**WHAT YOU NEED TO DO:**
- a) In the account of John's heart surgery, write out the passage again from "Living With Gratitude…" through "evening to relax.", putting "Kelowna" wherever "Penticton" appears.
- b) List the natural and alternative methods that John combined after giving up his medications, as the account of his heart surgery describes them.
- c) In the account of John's heart surgery, what did John ask for when he was unsure he would survive?

Whisked away in an ambulance I knew his fate was in far greater hands than mine… I waited hours in the emergency lobby area while the doctors operated on John’s heart. It was agonizing. How quickly life can be snatched away. It’s ironic how I always reminded John of the assumption that death will take us in midsentence… But not now… not John… we had so many plans…
I sat and shut my eyes and in my mind I could see all our adventures together flashing in quick succession like an old fashioned move flick. I heard our laughter and all the funny things that are uniquely John and then a smile came to my lips. I would never have traded a minute of our journey together for anything. There was never a regret no matter what happens from this moment forward…. not one…
When I was finally able to visit John in intensive care he looked so vulnerable and fragile. My rock, my strong and loyal companion was now all hooked up to monitors, wires and beepers There was no greater gift than just to hold him and know that he had made it through once again. What we both didn’t realize was the psychological aftermath which was shortly to come from such a life threatening event and the effect it was to have on John.
Upon his return home John’s personality shifted immediately. Having just dealt with his own mortality much of the shock manifested in periods of anger and then depression. He admitted he felt very anxious at night which completely disrupted his sleep patterns making the dilemma worse. However because he was on a cocktail of prescribed medications and now on antidepressants for his mood swings we weren’t sure if he was dealing with his true feelings or the side effects of the regiment of pills he was taking. We were both totally confused and with little information volunteered nor offered from the medical establishment on the mixture of these chemicals John courageously decided to eliminate them all one by one. John opted to use natural and alternative methods instead combining natural herbs, exercise, eating healthy (well most of the time…) meditation and chelation therapy. I am happy to say that not only did John’s health return with this new lifestyle but his sense of humour and his penchant for fun all came back with it too!
John later told me that they had trouble inserting the stent in the operating room as his artery was badly contused. Not knowing the extent of the damage to his heart and with the current complication John was not sure if he would make it but all he could think of was me. Nothing else… All he asked for was “more time with Elaine” The tears welled up in our eyes as he spoke those words to me.
So every day since then we live our lives as more time with each other. For certain we still have our fair share of challenges and the bills still keep coming but at the end of each day we focus on gratitude and the simple joys we share together. The bike rides, the walks in nature, admiring the beauty of a tree, feeding the squirrels or a blue jay, a cup of coffee we shared, spontaneous laughter at something silly, the smile of a child, patting a dog, and even in the sad moments when we share mutual tears. Those are the true joys, the gifts of life which ask for nothing in return and are out there just waiting to be appreciated by those who see through the lens of a different light. The light of an openness within us that allows these everyday moments to become a part of us and reflect through us.
Living With Gratitude…
I am so grateful that many years ago we had chosen to live our lives this way because once again death reared its ugly head but
this time we faced it together. It was June 7th, 2011, John and I were helping my parents whom had just sold their home in Penticton and were in the process of moving to Victoria. Seeing them safely off at the airport with my sister Glennis who accompanied them on their light we took the evening to relax.

**DATASET CONTENT:**

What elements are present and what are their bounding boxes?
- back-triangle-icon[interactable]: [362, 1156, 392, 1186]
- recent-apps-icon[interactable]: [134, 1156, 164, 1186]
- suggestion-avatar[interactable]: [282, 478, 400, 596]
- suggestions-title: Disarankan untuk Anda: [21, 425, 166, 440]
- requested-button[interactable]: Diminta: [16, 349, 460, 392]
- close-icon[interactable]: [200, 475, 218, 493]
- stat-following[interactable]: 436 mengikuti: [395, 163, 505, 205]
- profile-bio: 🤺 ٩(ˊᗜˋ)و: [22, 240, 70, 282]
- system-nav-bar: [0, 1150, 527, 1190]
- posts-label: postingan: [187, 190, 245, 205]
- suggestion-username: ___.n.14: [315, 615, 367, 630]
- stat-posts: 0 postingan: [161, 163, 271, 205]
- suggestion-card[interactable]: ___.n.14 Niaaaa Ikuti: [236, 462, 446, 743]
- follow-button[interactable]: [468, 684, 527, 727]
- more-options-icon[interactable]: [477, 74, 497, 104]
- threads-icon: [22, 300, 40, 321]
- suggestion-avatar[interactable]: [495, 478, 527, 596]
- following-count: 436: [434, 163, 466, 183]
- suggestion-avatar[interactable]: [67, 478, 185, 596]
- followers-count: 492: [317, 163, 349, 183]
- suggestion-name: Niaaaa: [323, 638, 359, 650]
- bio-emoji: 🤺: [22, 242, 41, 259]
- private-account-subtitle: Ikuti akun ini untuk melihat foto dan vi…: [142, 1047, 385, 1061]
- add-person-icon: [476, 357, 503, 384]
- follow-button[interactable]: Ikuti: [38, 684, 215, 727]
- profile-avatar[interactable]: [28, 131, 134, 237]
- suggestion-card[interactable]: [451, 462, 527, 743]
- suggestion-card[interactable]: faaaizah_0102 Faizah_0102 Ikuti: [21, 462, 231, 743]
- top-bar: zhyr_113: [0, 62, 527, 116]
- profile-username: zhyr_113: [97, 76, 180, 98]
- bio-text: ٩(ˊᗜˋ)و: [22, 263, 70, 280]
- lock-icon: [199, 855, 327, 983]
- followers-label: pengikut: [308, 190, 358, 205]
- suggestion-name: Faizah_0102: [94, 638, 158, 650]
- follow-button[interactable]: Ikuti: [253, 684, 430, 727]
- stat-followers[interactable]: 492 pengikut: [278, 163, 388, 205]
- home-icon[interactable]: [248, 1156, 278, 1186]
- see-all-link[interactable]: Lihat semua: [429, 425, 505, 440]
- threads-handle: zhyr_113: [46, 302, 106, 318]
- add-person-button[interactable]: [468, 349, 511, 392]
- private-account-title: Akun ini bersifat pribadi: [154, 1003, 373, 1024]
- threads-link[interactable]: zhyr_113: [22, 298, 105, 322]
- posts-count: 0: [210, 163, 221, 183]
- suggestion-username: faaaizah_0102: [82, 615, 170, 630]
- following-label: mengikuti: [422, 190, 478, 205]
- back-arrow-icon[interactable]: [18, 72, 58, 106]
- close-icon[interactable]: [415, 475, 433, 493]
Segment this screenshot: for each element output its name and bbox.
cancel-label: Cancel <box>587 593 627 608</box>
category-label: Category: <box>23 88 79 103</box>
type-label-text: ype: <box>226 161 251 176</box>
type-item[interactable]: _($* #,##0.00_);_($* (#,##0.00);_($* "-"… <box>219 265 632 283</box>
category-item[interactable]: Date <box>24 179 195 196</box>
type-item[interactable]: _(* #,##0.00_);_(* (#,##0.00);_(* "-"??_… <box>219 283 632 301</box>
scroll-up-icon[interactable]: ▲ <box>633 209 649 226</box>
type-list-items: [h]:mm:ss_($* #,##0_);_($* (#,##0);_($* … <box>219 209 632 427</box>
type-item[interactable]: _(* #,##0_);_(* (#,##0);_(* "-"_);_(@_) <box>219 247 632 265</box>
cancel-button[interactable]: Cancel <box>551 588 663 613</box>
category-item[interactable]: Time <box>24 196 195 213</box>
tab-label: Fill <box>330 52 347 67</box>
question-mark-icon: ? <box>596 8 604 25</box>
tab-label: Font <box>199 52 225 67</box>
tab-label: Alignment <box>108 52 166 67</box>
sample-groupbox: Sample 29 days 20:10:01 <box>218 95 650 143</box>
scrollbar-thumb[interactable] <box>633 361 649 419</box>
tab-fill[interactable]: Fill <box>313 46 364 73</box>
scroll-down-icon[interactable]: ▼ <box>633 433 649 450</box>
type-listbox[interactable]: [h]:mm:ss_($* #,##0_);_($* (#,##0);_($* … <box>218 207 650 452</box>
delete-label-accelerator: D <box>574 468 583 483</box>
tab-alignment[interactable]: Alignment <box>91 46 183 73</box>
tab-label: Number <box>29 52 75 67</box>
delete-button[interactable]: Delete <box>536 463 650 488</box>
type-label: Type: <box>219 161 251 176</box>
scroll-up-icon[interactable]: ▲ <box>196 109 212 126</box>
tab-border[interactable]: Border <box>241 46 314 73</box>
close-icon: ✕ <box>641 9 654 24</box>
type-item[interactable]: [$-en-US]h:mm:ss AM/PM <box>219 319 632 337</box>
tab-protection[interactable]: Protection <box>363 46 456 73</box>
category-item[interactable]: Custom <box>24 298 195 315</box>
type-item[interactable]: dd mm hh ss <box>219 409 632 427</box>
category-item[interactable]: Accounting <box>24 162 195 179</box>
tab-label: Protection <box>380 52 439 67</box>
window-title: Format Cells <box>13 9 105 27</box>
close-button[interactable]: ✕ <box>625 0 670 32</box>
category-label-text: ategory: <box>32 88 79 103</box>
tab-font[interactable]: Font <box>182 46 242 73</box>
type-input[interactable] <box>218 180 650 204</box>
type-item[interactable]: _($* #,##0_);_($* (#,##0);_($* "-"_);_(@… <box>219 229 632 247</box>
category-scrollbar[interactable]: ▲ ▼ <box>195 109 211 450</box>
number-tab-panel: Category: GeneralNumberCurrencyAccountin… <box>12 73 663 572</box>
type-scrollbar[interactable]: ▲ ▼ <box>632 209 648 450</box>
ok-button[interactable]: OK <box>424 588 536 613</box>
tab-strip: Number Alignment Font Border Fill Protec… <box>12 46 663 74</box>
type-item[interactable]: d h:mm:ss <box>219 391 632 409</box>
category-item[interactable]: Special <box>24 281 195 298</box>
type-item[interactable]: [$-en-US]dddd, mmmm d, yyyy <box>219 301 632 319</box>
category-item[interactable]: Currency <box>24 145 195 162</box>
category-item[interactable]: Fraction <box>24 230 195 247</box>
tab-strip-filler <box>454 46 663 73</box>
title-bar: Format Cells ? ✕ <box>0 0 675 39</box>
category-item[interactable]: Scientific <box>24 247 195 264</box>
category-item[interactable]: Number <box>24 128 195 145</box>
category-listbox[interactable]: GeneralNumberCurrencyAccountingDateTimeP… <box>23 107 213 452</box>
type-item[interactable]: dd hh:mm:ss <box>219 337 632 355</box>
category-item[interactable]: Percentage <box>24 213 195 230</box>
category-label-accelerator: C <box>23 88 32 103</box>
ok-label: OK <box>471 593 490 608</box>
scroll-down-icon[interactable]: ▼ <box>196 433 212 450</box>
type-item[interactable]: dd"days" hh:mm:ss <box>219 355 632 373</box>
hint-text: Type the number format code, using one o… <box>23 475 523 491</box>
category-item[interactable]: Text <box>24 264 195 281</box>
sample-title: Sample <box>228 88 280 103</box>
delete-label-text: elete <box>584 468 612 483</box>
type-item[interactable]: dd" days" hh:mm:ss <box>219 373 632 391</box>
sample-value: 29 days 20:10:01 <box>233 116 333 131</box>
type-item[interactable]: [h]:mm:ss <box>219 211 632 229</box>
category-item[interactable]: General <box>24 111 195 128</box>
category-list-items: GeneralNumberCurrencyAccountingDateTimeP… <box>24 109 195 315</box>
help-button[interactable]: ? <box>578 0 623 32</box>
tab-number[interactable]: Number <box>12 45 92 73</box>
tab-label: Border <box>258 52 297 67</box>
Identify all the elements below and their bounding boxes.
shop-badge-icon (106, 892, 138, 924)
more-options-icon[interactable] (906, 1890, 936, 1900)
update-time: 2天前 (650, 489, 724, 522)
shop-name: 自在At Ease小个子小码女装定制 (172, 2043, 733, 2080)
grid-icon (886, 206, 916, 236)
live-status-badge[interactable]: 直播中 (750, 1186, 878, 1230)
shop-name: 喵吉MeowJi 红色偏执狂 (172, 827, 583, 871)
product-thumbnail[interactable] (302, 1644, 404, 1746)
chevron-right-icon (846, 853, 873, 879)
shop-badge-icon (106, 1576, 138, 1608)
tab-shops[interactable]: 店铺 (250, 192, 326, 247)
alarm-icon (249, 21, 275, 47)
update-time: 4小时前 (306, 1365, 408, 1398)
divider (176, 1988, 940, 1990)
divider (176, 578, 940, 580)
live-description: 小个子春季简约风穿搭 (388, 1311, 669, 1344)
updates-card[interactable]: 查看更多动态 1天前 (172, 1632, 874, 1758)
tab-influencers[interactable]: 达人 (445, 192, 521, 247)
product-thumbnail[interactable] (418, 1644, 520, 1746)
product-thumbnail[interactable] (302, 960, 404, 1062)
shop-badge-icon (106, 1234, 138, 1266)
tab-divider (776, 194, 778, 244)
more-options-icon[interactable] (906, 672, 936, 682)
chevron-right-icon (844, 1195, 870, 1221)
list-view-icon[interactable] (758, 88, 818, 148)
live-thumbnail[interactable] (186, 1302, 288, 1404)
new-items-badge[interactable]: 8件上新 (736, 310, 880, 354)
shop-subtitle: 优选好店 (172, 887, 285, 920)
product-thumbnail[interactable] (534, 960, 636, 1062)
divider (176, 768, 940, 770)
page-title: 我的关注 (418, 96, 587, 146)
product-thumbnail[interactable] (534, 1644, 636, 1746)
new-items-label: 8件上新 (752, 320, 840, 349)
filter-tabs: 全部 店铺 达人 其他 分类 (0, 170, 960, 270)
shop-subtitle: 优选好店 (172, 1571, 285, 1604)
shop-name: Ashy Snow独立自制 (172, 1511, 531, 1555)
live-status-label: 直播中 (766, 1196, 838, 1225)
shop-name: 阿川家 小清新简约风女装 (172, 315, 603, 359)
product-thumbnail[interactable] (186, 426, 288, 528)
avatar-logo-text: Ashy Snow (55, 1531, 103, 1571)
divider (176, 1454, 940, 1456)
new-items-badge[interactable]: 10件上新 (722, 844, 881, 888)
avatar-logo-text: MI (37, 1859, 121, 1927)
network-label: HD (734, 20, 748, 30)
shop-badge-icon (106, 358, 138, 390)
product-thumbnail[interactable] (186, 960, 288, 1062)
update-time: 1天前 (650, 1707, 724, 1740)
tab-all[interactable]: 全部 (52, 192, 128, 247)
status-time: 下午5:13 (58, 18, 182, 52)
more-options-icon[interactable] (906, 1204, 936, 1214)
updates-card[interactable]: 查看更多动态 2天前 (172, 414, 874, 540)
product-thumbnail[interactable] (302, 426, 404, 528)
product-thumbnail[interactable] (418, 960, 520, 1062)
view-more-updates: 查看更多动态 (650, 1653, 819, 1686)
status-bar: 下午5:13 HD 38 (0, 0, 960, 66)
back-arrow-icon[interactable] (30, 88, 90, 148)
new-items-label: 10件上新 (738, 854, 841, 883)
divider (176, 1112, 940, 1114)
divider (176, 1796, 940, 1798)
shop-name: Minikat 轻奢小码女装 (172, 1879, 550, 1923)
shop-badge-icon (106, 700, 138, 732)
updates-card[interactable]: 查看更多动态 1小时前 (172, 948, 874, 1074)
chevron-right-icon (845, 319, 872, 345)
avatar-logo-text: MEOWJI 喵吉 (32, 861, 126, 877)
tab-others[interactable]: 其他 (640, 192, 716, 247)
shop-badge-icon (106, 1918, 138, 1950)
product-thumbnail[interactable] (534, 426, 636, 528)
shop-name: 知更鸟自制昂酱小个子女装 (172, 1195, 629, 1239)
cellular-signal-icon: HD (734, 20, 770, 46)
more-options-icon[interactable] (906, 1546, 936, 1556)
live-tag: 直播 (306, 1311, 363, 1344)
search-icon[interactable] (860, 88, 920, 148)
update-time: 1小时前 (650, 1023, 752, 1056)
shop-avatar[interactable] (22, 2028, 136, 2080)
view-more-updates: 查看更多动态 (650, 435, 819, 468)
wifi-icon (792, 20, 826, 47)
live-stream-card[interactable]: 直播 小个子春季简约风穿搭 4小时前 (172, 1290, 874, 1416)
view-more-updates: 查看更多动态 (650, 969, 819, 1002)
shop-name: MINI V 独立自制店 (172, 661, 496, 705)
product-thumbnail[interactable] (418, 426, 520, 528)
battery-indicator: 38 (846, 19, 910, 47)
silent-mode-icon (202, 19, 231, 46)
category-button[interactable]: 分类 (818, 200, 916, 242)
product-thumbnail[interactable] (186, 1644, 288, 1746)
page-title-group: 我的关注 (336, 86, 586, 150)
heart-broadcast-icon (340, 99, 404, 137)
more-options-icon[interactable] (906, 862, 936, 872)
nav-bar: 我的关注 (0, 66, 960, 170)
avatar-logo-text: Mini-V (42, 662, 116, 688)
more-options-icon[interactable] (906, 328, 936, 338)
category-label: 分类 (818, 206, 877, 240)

**RESULTS IN ORDER:**
- a)
Living With Gratitude…
I am so grateful that many years ago we had chosen to live our lives this way because once again death reared its ugly head but
this time we faced it together. It was June 7th, 2011, John and I were helping my parents whom had just sold their home in Kelowna and were in the process of moving to Victoria. Seeing them safely off at the airport with my sister Glennis who accompanied them on their light we took the evening to relax.

- b)
- Natural herbs
- Exercise
- Eating healthy
- Meditation
- Chelation therapy

- c) He asked for "more time with Elaine."